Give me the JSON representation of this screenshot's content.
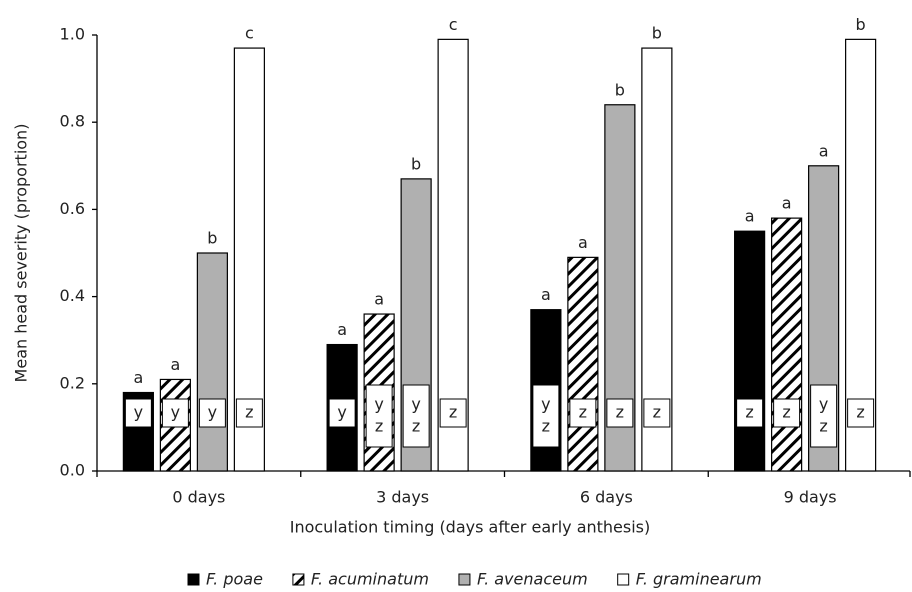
{
  "chart_data": {
    "type": "bar",
    "x_label": "Inoculation timing (days after early anthesis)",
    "y_label": "Mean head severity (proportion)",
    "categories": [
      "0 days",
      "3 days",
      "6 days",
      "9 days"
    ],
    "ylim": [
      0,
      1
    ],
    "yticks": [
      {
        "value": 0,
        "label": "0.0"
      },
      0.2,
      0.4,
      0.6,
      0.8,
      {
        "value": 1,
        "label": "1.0"
      }
    ],
    "grid": false,
    "legend": "bottom",
    "series": [
      {
        "name": "F. poae",
        "color": "#000000",
        "hatch": false,
        "values": [
          0.18,
          0.29,
          0.37,
          0.55
        ],
        "letters": [
          "a",
          "a",
          "a",
          "a"
        ],
        "groups": [
          [
            "y"
          ],
          [
            "y"
          ],
          [
            "y",
            "z"
          ],
          [
            "z"
          ]
        ]
      },
      {
        "name": "F. acuminatum",
        "color": "#ffffff",
        "hatch": true,
        "values": [
          0.21,
          0.36,
          0.49,
          0.58
        ],
        "letters": [
          "a",
          "a",
          "a",
          "a"
        ],
        "groups": [
          [
            "y"
          ],
          [
            "y",
            "z"
          ],
          [
            "z"
          ],
          [
            "z"
          ]
        ]
      },
      {
        "name": "F. avenaceum",
        "color": "#b0b0b0",
        "hatch": false,
        "values": [
          0.5,
          0.67,
          0.84,
          0.7
        ],
        "letters": [
          "b",
          "b",
          "b",
          "a"
        ],
        "groups": [
          [
            "y"
          ],
          [
            "y",
            "z"
          ],
          [
            "z"
          ],
          [
            "y",
            "z"
          ]
        ]
      },
      {
        "name": "F. graminearum",
        "color": "#ffffff",
        "hatch": false,
        "values": [
          0.97,
          0.99,
          0.97,
          0.99
        ],
        "letters": [
          "c",
          "c",
          "b",
          "b"
        ],
        "groups": [
          [
            "z"
          ],
          [
            "z"
          ],
          [
            "z"
          ],
          [
            "z"
          ]
        ]
      }
    ]
  }
}
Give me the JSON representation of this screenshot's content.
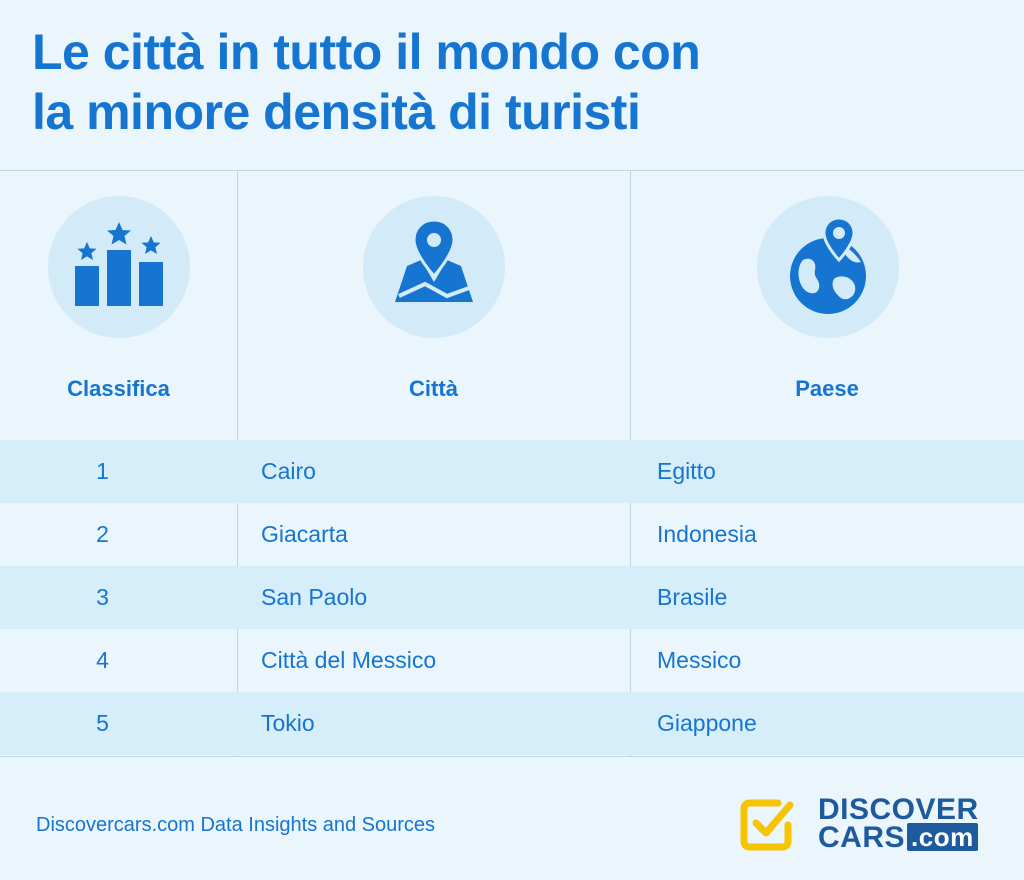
{
  "title_line1": "Le città in tutto il mondo con",
  "title_line2": "la minore densità di turisti",
  "columns": [
    {
      "label": "Classifica",
      "icon": "podium-stars-icon"
    },
    {
      "label": "Città",
      "icon": "map-pin-icon"
    },
    {
      "label": "Paese",
      "icon": "globe-pin-icon"
    }
  ],
  "rows": [
    {
      "rank": "1",
      "city": "Cairo",
      "country": "Egitto"
    },
    {
      "rank": "2",
      "city": "Giacarta",
      "country": "Indonesia"
    },
    {
      "rank": "3",
      "city": "San Paolo",
      "country": "Brasile"
    },
    {
      "rank": "4",
      "city": "Città del Messico",
      "country": "Messico"
    },
    {
      "rank": "5",
      "city": "Tokio",
      "country": "Giappone"
    }
  ],
  "footer": {
    "source": "Discovercars.com Data Insights and Sources",
    "logo_word1": "DISCOVER",
    "logo_word2": "CARS",
    "logo_com": ".com"
  },
  "colors": {
    "background": "#EAF5FC",
    "accent": "#1575D0",
    "row_shade": "#D6EDFA",
    "icon_circle": "#D3EAF8",
    "logo_yellow": "#F6C400",
    "logo_navy": "#1E5A9E"
  }
}
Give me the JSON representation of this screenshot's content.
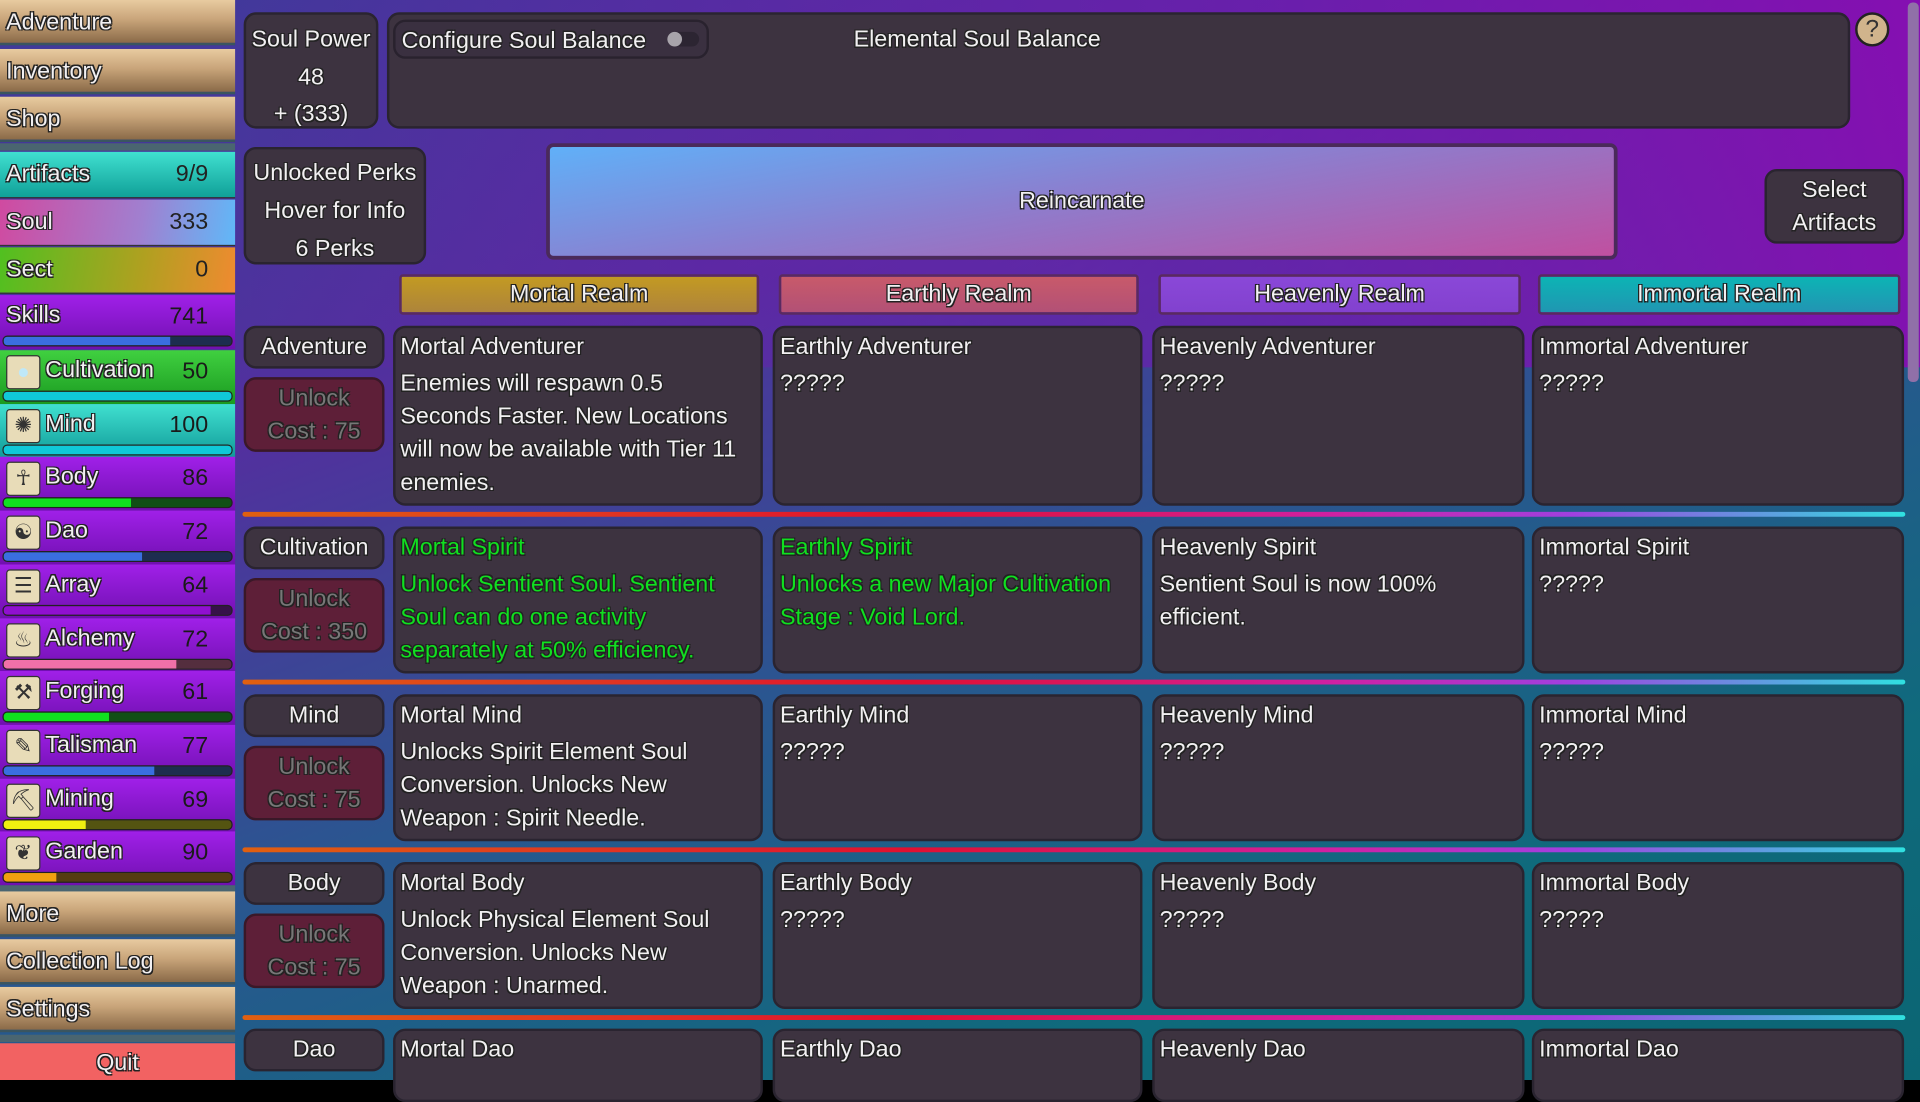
{
  "sidebar": {
    "nav_top": [
      "Adventure",
      "Inventory",
      "Shop"
    ],
    "resources": [
      {
        "label": "Artifacts",
        "value": "9/9"
      },
      {
        "label": "Soul",
        "value": "333"
      },
      {
        "label": "Sect",
        "value": "0"
      }
    ],
    "skills_header": {
      "label": "Skills",
      "value": "741",
      "progress": 0.73,
      "bar_color": "#3a6ee0"
    },
    "skills": [
      {
        "label": "Cultivation",
        "value": "50",
        "progress": 1.0,
        "bar_color": "#10c8d8",
        "icon": "orb-icon"
      },
      {
        "label": "Mind",
        "value": "100",
        "progress": 1.0,
        "bar_color": "#10c8d8",
        "icon": "brain-icon"
      },
      {
        "label": "Body",
        "value": "86",
        "progress": 0.56,
        "bar_color": "#10e020",
        "icon": "body-icon"
      },
      {
        "label": "Dao",
        "value": "72",
        "progress": 0.61,
        "bar_color": "#3a6ee0",
        "icon": "yin-yang-icon"
      },
      {
        "label": "Array",
        "value": "64",
        "progress": 0.91,
        "bar_color": "#9010d0",
        "icon": "bagua-icon"
      },
      {
        "label": "Alchemy",
        "value": "72",
        "progress": 0.76,
        "bar_color": "#f070a8",
        "icon": "cauldron-icon"
      },
      {
        "label": "Forging",
        "value": "61",
        "progress": 0.46,
        "bar_color": "#10e020",
        "icon": "anvil-icon"
      },
      {
        "label": "Talisman",
        "value": "77",
        "progress": 0.66,
        "bar_color": "#3a6ee0",
        "icon": "talisman-icon"
      },
      {
        "label": "Mining",
        "value": "69",
        "progress": 0.36,
        "bar_color": "#f0f010",
        "icon": "pickaxe-icon"
      },
      {
        "label": "Garden",
        "value": "90",
        "progress": 0.23,
        "bar_color": "#f0a010",
        "icon": "plant-icon"
      }
    ],
    "nav_bottom": [
      "More",
      "Collection Log",
      "Settings"
    ],
    "quit": "Quit"
  },
  "soul_power": {
    "title": "Soul Power",
    "value": "48",
    "bonus": "+ (333)"
  },
  "balance": {
    "configure_label": "Configure Soul Balance",
    "toggle_on": false,
    "title": "Elemental Soul Balance"
  },
  "help": "?",
  "perks": {
    "title": "Unlocked Perks",
    "hint": "Hover for Info",
    "count": "6 Perks"
  },
  "reincarnate": "Reincarnate",
  "select_artifacts": [
    "Select",
    "Artifacts"
  ],
  "realms": [
    {
      "label": "Mortal Realm",
      "color": "#c39a22"
    },
    {
      "label": "Earthly Realm",
      "color": "#c85a6a"
    },
    {
      "label": "Heavenly Realm",
      "color": "#8a48d8"
    },
    {
      "label": "Immortal Realm",
      "color": "#0cb4b4"
    }
  ],
  "rows": [
    {
      "label": "Adventure",
      "unlock": "Unlock",
      "cost": "Cost : 75",
      "cells": [
        {
          "title": "Mortal Adventurer",
          "desc": "Enemies will respawn 0.5 Seconds Faster. New Locations will now be available with Tier 11 enemies.",
          "unlocked": false
        },
        {
          "title": "Earthly Adventurer",
          "desc": "?????",
          "unlocked": false
        },
        {
          "title": "Heavenly Adventurer",
          "desc": "?????",
          "unlocked": false
        },
        {
          "title": "Immortal Adventurer",
          "desc": "?????",
          "unlocked": false
        }
      ]
    },
    {
      "label": "Cultivation",
      "unlock": "Unlock",
      "cost": "Cost : 350",
      "cells": [
        {
          "title": "Mortal Spirit",
          "desc": "Unlock Sentient Soul. Sentient Soul can do one activity separately at 50% efficiency.",
          "unlocked": true
        },
        {
          "title": "Earthly Spirit",
          "desc": "Unlocks a new Major Cultivation Stage : Void Lord.",
          "unlocked": true
        },
        {
          "title": "Heavenly Spirit",
          "desc": "Sentient Soul is now 100% efficient.",
          "unlocked": false
        },
        {
          "title": "Immortal Spirit",
          "desc": "?????",
          "unlocked": false
        }
      ]
    },
    {
      "label": "Mind",
      "unlock": "Unlock",
      "cost": "Cost : 75",
      "cells": [
        {
          "title": "Mortal Mind",
          "desc": "Unlocks Spirit Element Soul Conversion. Unlocks New Weapon : Spirit Needle.",
          "unlocked": false
        },
        {
          "title": "Earthly Mind",
          "desc": "?????",
          "unlocked": false
        },
        {
          "title": "Heavenly Mind",
          "desc": "?????",
          "unlocked": false
        },
        {
          "title": "Immortal Mind",
          "desc": "?????",
          "unlocked": false
        }
      ]
    },
    {
      "label": "Body",
      "unlock": "Unlock",
      "cost": "Cost : 75",
      "cells": [
        {
          "title": "Mortal Body",
          "desc": "Unlock Physical Element Soul Conversion. Unlocks New Weapon : Unarmed.",
          "unlocked": false
        },
        {
          "title": "Earthly Body",
          "desc": "?????",
          "unlocked": false
        },
        {
          "title": "Heavenly Body",
          "desc": "?????",
          "unlocked": false
        },
        {
          "title": "Immortal Body",
          "desc": "?????",
          "unlocked": false
        }
      ]
    },
    {
      "label": "Dao",
      "cells": [
        {
          "title": "Mortal Dao",
          "unlocked": false
        },
        {
          "title": "Earthly Dao",
          "unlocked": false
        },
        {
          "title": "Heavenly Dao",
          "unlocked": false
        },
        {
          "title": "Immortal Dao",
          "unlocked": false
        }
      ]
    }
  ]
}
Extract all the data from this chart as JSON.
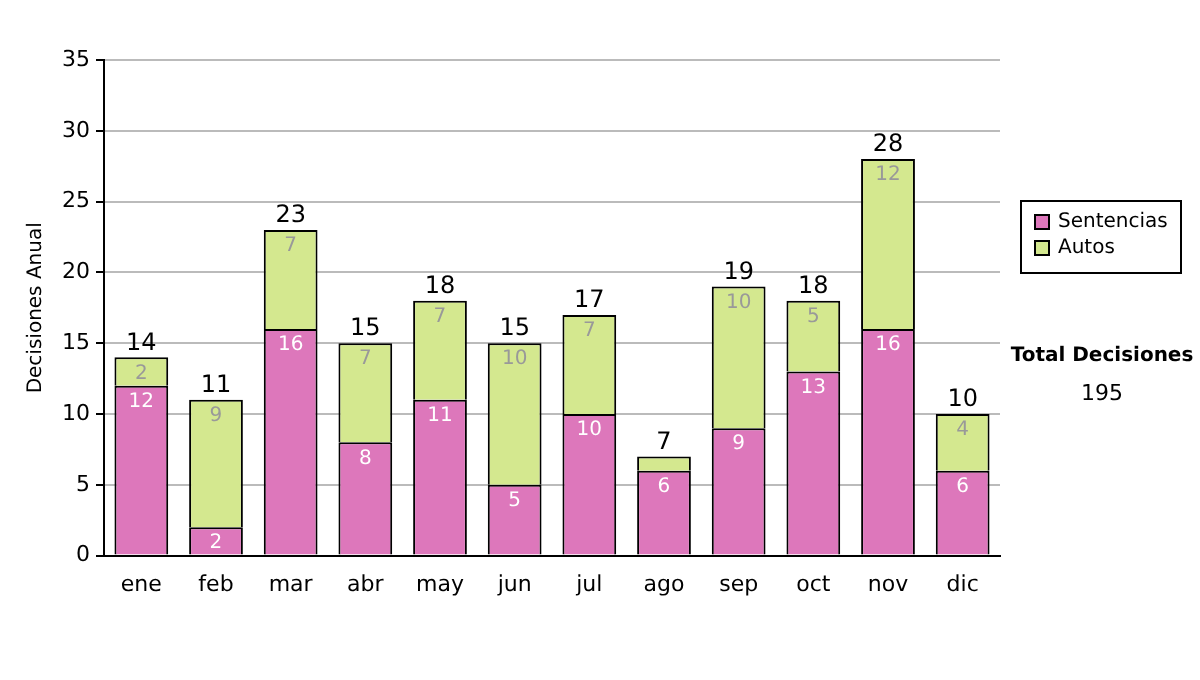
{
  "chart_data": {
    "type": "bar",
    "stacked": true,
    "ylabel": "Decisiones Anual",
    "categories": [
      "ene",
      "feb",
      "mar",
      "abr",
      "may",
      "jun",
      "jul",
      "ago",
      "sep",
      "oct",
      "nov",
      "dic"
    ],
    "series": [
      {
        "name": "Sentencias",
        "color": "#dd77bb",
        "values": [
          12,
          2,
          16,
          8,
          11,
          5,
          10,
          6,
          9,
          13,
          16,
          6
        ],
        "value_labels": [
          "12",
          "2",
          "16",
          "8",
          "11",
          "5",
          "10",
          "6",
          "9",
          "13",
          "16",
          "6"
        ]
      },
      {
        "name": "Autos",
        "color": "#d4e88f",
        "values": [
          2,
          9,
          7,
          7,
          7,
          10,
          7,
          1,
          10,
          5,
          12,
          4
        ],
        "value_labels": [
          "2",
          "9",
          "7",
          "7",
          "7",
          "10",
          "7",
          null,
          "10",
          "5",
          "12",
          "4"
        ]
      }
    ],
    "totals": [
      "14",
      "11",
      "23",
      "15",
      "18",
      "15",
      "17",
      "7",
      "19",
      "18",
      "28",
      "10"
    ],
    "ylim": [
      0,
      35
    ],
    "yticks": [
      0,
      5,
      10,
      15,
      20,
      25,
      30,
      35
    ],
    "grid": "y",
    "legend": "right",
    "annotations": [
      "Total Decisiones",
      "195"
    ]
  }
}
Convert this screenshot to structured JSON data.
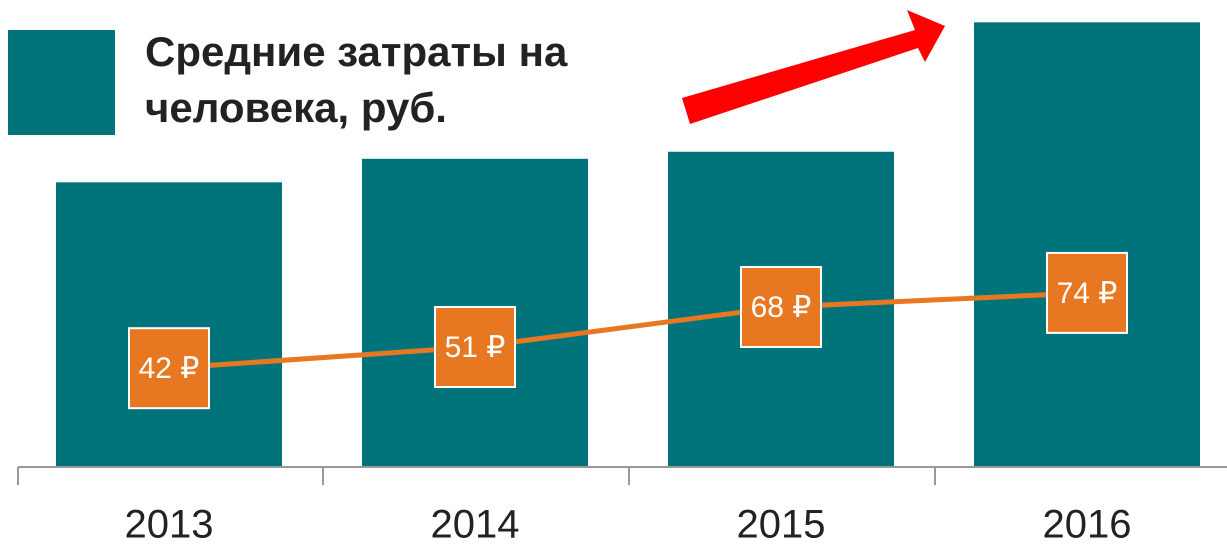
{
  "chart_data": {
    "type": "bar_line",
    "categories": [
      "2013",
      "2014",
      "2015",
      "2016"
    ],
    "series": [
      {
        "name": "Средние затраты на человека, руб.",
        "color": "#00747a",
        "type": "bar",
        "values": [
          121,
          131,
          134,
          189
        ]
      },
      {
        "color": "#e87722",
        "type": "line",
        "values": [
          42,
          51,
          68,
          74
        ],
        "value_labels": [
          "42 ₽",
          "51 ₽",
          "68 ₽",
          "74 ₽"
        ]
      }
    ],
    "ylim": [
      0,
      190
    ]
  }
}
——
Directions -> Report only the number of lines that hold the string "city" in this listing.

Correct response -> 5